Collected data:
— begin —
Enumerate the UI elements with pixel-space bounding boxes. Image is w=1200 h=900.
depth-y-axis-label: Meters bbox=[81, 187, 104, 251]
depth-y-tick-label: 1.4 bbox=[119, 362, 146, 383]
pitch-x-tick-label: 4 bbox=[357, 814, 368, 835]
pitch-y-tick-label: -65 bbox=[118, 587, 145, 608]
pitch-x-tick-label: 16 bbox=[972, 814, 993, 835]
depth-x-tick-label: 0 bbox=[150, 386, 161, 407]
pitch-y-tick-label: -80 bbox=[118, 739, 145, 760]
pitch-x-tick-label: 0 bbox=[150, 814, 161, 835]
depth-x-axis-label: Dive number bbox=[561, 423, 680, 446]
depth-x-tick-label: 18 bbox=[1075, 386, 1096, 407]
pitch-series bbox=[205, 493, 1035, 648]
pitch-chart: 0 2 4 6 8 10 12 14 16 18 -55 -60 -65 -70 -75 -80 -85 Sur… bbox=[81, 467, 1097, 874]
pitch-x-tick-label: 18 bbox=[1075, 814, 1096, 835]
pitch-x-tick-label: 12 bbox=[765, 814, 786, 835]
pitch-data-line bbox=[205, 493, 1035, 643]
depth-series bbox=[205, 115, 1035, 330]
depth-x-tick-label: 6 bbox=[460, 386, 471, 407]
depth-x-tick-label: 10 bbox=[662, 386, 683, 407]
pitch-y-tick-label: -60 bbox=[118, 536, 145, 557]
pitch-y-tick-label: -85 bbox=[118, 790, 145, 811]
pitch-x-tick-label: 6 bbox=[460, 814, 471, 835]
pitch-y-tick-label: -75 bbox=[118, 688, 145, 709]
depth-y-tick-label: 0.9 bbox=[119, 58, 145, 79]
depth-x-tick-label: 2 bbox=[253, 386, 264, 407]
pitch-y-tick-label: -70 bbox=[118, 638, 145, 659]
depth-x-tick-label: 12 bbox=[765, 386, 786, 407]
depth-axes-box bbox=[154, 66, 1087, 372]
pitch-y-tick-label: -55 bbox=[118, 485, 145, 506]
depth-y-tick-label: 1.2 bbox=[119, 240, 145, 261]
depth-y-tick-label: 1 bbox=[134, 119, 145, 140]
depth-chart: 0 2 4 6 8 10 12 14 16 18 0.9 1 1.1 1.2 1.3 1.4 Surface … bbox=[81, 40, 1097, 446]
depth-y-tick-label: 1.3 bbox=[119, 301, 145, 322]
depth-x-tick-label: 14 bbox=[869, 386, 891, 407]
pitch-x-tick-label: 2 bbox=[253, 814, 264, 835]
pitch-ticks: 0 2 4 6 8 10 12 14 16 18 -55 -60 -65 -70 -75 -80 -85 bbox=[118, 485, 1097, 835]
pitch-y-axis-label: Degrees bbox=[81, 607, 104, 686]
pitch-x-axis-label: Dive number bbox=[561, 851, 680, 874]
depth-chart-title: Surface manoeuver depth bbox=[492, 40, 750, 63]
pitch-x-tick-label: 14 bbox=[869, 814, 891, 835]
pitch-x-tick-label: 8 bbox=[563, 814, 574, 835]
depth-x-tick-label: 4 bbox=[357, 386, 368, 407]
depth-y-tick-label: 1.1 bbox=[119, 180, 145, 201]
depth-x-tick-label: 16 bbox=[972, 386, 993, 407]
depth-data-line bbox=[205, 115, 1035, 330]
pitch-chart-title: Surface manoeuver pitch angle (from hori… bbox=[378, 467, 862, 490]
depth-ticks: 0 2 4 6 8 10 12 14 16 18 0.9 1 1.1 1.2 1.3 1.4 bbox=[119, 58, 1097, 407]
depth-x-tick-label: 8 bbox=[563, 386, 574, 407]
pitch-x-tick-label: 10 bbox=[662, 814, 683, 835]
— end —
What is expected - Write out the items above again, switching "manoeuver" to "maneuver" wherever it occurs. Leave everything else unchanged.

Task response -
Enumerate the UI elements with pixel-space bounding boxes. Image is w=1200 h=900.
depth-y-axis-label: Meters bbox=[81, 187, 104, 251]
depth-y-tick-label: 1.4 bbox=[119, 362, 146, 383]
pitch-x-tick-label: 4 bbox=[357, 814, 368, 835]
pitch-y-tick-label: -65 bbox=[118, 587, 145, 608]
pitch-x-tick-label: 16 bbox=[972, 814, 993, 835]
depth-x-tick-label: 0 bbox=[150, 386, 161, 407]
pitch-y-tick-label: -80 bbox=[118, 739, 145, 760]
pitch-x-tick-label: 0 bbox=[150, 814, 161, 835]
depth-x-axis-label: Dive number bbox=[561, 423, 680, 446]
depth-x-tick-label: 18 bbox=[1075, 386, 1096, 407]
pitch-series bbox=[205, 493, 1035, 648]
pitch-chart: 0 2 4 6 8 10 12 14 16 18 -55 -60 -65 -70 -75 -80 -85 Sur… bbox=[81, 467, 1097, 874]
pitch-x-tick-label: 18 bbox=[1075, 814, 1096, 835]
pitch-x-tick-label: 12 bbox=[765, 814, 786, 835]
pitch-data-line bbox=[205, 493, 1035, 643]
depth-series bbox=[205, 115, 1035, 330]
depth-x-tick-label: 6 bbox=[460, 386, 471, 407]
depth-x-tick-label: 10 bbox=[662, 386, 683, 407]
pitch-y-tick-label: -60 bbox=[118, 536, 145, 557]
pitch-y-tick-label: -85 bbox=[118, 790, 145, 811]
pitch-x-tick-label: 6 bbox=[460, 814, 471, 835]
pitch-y-tick-label: -75 bbox=[118, 688, 145, 709]
depth-y-tick-label: 0.9 bbox=[119, 58, 145, 79]
depth-x-tick-label: 2 bbox=[253, 386, 264, 407]
pitch-y-tick-label: -70 bbox=[118, 638, 145, 659]
depth-x-tick-label: 12 bbox=[765, 386, 786, 407]
depth-axes-box bbox=[154, 66, 1087, 372]
pitch-y-tick-label: -55 bbox=[118, 485, 145, 506]
depth-y-tick-label: 1.2 bbox=[119, 240, 145, 261]
depth-y-tick-label: 1 bbox=[134, 119, 145, 140]
depth-chart: 0 2 4 6 8 10 12 14 16 18 0.9 1 1.1 1.2 1.3 1.4 Surface … bbox=[81, 40, 1097, 446]
depth-y-tick-label: 1.3 bbox=[119, 301, 145, 322]
depth-x-tick-label: 14 bbox=[869, 386, 891, 407]
pitch-x-tick-label: 2 bbox=[253, 814, 264, 835]
pitch-ticks: 0 2 4 6 8 10 12 14 16 18 -55 -60 -65 -70 -75 -80 -85 bbox=[118, 485, 1097, 835]
pitch-y-axis-label: Degrees bbox=[81, 607, 104, 686]
pitch-x-axis-label: Dive number bbox=[561, 851, 680, 874]
depth-chart-title: Surface maneuver depth bbox=[492, 40, 750, 63]
pitch-x-tick-label: 14 bbox=[869, 814, 891, 835]
pitch-x-tick-label: 8 bbox=[563, 814, 574, 835]
depth-x-tick-label: 4 bbox=[357, 386, 368, 407]
depth-y-tick-label: 1.1 bbox=[119, 180, 145, 201]
depth-x-tick-label: 16 bbox=[972, 386, 993, 407]
depth-data-line bbox=[205, 115, 1035, 330]
pitch-chart-title: Surface maneuver pitch angle (from hori… bbox=[378, 467, 862, 490]
depth-ticks: 0 2 4 6 8 10 12 14 16 18 0.9 1 1.1 1.2 1.3 1.4 bbox=[119, 58, 1097, 407]
depth-x-tick-label: 8 bbox=[563, 386, 574, 407]
pitch-x-tick-label: 10 bbox=[662, 814, 683, 835]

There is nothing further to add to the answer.